Le rapprochement s'impose d'autant plus que la nouvelle, avec Marguerite de Navarre, acquiert un statut proche du roman d'analyse, auquel ni Bonaventure des Périers ni Noël du Fail n'ont su évidemment la hausser. De ce point de vue, on n'a pas toujours rendu justice à l'ouvrage et à la gamme étendue de ses ressources narratives: on a souligné la variété des registres, de l'anecdote grivoise ou scatologique au récit d'inspiration courtoise; mais on n'a pas assez vu que Marguerite de Navarre maniait des techniques fort différentes, de la narration sèche et phénoménologique à l'exposition des méandres psychologiques de ses personnages. L'histoire de Floride et Amadour (Xe), où le héros essaie jusqu'à l'échec final diverses stratégies amoureuses, témoigne de cette seconde tendance. A l'opposé, l'histoire de Laurent de Médicis (XIIe), toute de concision et d'attachement à la pure successivité des faits, réduit l'intériorité des personnages à quelques aperçus fragmentaires: bien loin du lyrisme psychologique que développera Musset, le meurtre du duc de Florence résonne d'une étrange fantasmatique, induite par le seul ballet sanglant des deux corps. D'une manière générale, la technique narrative se caractérise par une plasticité qu'on ne retrouve guère, à la même époque, que chez un Rabelais.

Données de détection de la mise en page des documents:
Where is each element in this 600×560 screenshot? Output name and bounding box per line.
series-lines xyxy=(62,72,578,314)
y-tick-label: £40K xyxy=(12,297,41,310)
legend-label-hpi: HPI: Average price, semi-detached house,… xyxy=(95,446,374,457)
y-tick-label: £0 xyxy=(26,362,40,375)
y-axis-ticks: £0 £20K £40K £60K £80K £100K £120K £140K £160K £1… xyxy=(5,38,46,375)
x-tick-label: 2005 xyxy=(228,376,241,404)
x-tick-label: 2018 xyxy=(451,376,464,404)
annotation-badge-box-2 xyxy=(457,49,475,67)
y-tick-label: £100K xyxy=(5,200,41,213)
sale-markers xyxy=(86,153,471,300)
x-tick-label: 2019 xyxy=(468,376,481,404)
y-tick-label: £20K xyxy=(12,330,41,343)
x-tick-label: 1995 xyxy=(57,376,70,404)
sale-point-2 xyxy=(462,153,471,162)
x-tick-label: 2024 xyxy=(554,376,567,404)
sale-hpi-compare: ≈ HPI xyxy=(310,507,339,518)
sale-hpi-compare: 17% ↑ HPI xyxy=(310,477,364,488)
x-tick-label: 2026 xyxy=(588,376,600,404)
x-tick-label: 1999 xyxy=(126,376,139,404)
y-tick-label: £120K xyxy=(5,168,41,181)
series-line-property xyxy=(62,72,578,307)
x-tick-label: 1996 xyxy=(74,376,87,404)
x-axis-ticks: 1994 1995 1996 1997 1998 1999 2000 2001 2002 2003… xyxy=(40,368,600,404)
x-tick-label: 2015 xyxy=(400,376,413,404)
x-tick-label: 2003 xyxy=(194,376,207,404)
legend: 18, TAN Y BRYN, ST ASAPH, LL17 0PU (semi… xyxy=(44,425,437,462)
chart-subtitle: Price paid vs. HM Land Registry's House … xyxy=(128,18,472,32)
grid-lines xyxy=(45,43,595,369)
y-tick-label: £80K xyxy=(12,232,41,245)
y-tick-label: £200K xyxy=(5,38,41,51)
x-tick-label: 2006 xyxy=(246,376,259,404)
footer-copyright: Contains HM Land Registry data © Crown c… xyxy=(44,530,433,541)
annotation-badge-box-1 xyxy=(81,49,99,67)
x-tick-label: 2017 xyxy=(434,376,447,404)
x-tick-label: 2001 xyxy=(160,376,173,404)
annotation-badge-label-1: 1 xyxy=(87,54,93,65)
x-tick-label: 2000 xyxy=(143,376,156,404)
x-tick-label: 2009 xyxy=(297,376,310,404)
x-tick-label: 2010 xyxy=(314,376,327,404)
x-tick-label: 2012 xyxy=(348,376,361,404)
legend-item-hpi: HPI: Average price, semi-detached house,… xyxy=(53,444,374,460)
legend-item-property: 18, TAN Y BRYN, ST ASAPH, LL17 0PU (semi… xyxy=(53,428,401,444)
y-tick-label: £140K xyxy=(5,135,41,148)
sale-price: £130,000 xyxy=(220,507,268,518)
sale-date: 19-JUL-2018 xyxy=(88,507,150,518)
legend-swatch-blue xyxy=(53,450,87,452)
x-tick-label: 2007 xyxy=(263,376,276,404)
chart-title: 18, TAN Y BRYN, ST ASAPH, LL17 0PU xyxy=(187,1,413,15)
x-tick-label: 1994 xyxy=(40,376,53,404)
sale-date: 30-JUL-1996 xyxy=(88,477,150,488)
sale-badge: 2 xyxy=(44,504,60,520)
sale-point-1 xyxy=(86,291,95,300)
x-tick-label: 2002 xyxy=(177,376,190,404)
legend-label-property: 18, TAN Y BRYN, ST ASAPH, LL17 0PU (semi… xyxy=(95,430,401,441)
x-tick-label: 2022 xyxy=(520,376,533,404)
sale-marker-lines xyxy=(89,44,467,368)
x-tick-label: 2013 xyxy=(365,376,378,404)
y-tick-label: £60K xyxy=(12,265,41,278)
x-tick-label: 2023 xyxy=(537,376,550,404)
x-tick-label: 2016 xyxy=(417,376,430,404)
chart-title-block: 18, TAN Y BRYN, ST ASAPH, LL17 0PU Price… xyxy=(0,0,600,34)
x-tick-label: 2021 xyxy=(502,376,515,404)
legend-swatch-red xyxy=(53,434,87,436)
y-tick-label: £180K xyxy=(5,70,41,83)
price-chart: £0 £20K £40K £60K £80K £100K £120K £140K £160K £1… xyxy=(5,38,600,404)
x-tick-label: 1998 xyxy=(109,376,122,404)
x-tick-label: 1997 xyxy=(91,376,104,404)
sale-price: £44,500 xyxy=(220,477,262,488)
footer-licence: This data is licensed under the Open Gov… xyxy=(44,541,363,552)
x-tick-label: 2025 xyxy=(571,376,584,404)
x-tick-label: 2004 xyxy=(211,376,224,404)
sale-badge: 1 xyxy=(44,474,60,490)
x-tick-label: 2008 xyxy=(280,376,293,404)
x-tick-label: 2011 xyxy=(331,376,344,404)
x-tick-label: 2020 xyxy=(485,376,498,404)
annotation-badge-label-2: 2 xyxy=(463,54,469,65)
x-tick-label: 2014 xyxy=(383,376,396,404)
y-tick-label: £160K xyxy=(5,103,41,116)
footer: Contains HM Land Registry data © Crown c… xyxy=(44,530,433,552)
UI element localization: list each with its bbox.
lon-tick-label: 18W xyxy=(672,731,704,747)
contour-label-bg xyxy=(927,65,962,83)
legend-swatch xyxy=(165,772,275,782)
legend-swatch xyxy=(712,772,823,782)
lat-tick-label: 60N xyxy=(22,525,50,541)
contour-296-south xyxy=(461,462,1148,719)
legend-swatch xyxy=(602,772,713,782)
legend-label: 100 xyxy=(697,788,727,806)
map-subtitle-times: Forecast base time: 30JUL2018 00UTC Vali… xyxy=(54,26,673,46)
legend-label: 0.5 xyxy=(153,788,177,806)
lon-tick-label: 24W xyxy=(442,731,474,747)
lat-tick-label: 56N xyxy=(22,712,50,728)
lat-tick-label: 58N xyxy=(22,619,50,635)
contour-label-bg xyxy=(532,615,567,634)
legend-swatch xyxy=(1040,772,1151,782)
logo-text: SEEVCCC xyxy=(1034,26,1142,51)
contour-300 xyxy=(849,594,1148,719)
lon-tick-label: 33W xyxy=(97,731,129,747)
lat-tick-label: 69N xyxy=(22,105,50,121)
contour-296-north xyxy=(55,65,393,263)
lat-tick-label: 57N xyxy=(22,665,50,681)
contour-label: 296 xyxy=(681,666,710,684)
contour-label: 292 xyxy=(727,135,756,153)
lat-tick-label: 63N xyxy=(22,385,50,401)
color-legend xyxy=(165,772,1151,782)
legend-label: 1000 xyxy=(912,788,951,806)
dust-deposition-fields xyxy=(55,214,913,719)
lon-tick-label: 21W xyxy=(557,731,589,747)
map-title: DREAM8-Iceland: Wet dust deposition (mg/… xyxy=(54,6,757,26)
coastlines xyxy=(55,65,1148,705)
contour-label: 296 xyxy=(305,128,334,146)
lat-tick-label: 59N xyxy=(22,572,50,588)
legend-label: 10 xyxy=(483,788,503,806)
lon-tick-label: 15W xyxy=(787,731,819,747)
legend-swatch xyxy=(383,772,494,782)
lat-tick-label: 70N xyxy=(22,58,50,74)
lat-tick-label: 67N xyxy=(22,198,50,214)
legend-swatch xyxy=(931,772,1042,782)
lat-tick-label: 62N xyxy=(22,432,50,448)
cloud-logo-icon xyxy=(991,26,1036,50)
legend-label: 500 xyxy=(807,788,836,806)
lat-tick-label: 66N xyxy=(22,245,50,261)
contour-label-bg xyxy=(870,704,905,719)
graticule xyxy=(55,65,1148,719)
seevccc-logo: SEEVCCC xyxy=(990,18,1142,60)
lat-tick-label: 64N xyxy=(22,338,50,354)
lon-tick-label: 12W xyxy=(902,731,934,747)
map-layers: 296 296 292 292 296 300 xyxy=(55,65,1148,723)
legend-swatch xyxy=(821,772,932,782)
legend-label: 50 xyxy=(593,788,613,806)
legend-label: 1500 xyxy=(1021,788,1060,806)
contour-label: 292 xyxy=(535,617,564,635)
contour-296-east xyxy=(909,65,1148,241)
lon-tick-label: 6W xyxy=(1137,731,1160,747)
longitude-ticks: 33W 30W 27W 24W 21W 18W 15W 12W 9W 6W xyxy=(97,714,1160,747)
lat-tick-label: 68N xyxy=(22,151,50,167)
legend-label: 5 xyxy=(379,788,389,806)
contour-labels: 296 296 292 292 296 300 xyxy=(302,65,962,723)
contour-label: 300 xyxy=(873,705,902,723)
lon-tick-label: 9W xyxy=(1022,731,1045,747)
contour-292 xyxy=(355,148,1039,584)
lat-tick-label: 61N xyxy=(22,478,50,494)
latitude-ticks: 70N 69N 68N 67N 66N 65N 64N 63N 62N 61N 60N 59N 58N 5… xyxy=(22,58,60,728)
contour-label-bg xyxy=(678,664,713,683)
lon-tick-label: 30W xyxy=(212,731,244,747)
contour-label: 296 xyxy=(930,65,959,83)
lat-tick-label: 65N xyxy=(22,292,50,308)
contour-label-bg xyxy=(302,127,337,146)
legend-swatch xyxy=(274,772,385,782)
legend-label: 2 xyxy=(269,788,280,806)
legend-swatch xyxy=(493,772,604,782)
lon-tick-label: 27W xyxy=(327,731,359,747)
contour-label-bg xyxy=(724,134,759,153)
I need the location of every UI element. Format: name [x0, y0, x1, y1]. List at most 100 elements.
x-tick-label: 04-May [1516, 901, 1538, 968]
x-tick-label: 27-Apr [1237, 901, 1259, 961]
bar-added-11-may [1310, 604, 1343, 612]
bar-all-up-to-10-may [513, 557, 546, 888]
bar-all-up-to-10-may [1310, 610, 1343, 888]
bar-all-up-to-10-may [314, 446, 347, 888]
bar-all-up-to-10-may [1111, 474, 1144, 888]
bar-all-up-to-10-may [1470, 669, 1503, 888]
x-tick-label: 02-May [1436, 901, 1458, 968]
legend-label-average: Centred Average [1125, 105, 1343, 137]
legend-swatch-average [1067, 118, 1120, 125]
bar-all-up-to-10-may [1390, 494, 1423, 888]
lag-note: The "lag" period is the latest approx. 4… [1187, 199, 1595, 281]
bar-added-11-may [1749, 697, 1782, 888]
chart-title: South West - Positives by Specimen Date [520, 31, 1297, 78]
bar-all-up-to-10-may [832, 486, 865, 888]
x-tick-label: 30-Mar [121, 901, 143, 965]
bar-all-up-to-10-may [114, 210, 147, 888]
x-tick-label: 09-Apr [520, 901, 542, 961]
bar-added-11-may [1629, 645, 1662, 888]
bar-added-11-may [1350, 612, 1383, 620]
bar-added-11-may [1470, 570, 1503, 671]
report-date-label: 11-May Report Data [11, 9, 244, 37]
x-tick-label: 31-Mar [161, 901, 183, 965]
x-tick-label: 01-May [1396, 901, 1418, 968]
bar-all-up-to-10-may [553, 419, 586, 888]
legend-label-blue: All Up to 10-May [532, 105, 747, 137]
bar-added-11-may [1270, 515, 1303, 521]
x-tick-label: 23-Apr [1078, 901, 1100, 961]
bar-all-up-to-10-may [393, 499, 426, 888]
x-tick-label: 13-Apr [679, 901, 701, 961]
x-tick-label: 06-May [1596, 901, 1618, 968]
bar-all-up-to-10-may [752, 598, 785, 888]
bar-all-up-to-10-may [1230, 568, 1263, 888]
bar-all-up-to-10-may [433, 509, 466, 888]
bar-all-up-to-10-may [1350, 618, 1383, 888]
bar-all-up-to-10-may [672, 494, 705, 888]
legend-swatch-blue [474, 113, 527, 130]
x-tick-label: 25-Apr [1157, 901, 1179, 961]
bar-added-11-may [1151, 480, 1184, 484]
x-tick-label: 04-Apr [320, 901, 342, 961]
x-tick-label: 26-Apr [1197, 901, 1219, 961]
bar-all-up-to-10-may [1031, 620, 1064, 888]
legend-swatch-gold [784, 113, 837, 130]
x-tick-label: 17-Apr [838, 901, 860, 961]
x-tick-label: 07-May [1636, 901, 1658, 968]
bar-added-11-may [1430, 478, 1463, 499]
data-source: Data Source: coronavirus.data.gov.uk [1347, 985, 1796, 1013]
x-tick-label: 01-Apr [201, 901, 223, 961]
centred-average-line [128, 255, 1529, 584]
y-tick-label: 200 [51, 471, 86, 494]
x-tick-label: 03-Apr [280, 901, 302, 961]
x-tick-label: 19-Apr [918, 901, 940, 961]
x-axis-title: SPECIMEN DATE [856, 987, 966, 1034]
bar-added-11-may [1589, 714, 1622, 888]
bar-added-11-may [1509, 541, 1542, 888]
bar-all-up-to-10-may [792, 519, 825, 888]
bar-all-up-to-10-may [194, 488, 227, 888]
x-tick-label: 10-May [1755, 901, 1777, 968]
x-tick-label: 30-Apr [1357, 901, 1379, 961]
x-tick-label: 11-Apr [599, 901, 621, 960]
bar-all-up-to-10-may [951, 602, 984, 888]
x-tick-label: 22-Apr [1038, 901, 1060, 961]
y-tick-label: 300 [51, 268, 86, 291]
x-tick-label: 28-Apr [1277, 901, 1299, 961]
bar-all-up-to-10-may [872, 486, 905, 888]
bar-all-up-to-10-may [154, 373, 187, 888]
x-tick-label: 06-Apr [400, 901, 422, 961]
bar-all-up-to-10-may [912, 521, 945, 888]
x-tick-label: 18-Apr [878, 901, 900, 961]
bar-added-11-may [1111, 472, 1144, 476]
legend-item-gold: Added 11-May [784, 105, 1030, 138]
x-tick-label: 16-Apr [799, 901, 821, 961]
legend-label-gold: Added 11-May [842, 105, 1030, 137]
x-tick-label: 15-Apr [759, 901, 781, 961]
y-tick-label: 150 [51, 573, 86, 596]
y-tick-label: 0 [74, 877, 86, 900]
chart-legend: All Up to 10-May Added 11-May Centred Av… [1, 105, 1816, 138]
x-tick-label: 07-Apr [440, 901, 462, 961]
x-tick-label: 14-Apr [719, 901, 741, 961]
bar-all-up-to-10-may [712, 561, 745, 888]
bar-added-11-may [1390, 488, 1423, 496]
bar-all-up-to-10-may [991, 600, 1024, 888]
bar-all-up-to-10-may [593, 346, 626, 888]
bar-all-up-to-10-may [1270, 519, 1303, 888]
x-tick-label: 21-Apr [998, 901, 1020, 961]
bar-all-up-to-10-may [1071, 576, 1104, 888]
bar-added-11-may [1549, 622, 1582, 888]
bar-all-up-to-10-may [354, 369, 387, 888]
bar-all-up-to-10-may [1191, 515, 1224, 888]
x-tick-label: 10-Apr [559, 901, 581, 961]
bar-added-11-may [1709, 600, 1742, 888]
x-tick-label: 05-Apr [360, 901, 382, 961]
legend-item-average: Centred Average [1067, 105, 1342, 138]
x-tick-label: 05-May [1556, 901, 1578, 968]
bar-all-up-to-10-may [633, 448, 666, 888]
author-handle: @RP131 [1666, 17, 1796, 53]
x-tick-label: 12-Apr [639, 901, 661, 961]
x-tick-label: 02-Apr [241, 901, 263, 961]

**CONSIGNE 1:** Dites si chacune des affirmations suivantes s'accorde avec le passage sur Marguerite de Navarre. Répondez par oui ou par non, en citant exactement les mots du passage qui tranchent : (a) l'histoire de Floride et Amadour illustre l'exposition des méandres psychologiques des personnages ; (b) Bonaventure des Périers a su élever la nouvelle au statut du roman d'analyse ; (c) l'histoire de Laurent de Médicis développe longuement l'intériorité des personnages.
**CONSIGNE 2:** Poursuivez le passage sur la technique narrative de Marguerite de Navarre à partir de sa dernière phrase.

**RÉPONSE 1:**
(a) Oui : « L'histoire de Floride et Amadour (Xe), où le héros essaie jusqu'à l'échec final diverses stratégies amoureuses, témoigne de cette seconde tendance. »
(b) Non : « auquel ni Bonaventure des Périers ni Noël du Fail n'ont su évidemment la hausser »
(c) Non : « réduit l'intériorité des personnages à quelques aperçus fragmentaires »

**RÉPONSE 2:**
Il y a d'ailleurs plus d'une analogie entre l'Heptaméron et Gargantua ou Pantagruel. La reine de Navarre et l'Abstracteur de Quinte Essence ne posent-ils pas, l'un comme l'autre, le problème du sens et de l'interprétation dans un monde rétif aux mailles du langage? Le sens, disait Rabelais, ne nous attend pas, lové de toute éternité dans les replis des mots et des choses: c'est à nous qu'il appartient de le construire et d'en débattre dans une sociabilité intelligemment conçue. La même mouvance et la même plurivocité animent l'Heptaméron: aucun des dix protagonistes ne peut attendre de la communauté devisante qu'elle interprète comme lui les conduites humaines; chaque dialogue entre les personnages fait éclater une altérité que rien ne saurait plus résorber. Voué à une varietas souvent conflictuelle, l'espace clos de l'Heptaméron possède en même temps une remarquable unité: on s'y dispute, mais on s'y écoute, et nul ne songerait à transgresser les règles instituées au départ. La petite abbaye pyrénéenne ne fait-elle pas, ainsi, figure d'utopie aristocratique? Dans le monde des années 1540, où les antagonismes confessionnels menacent le tissu social et les structures politiques, elle montre la possibilité d'allier la cohésion du groupe et la différence des morales et philosophies individuelles.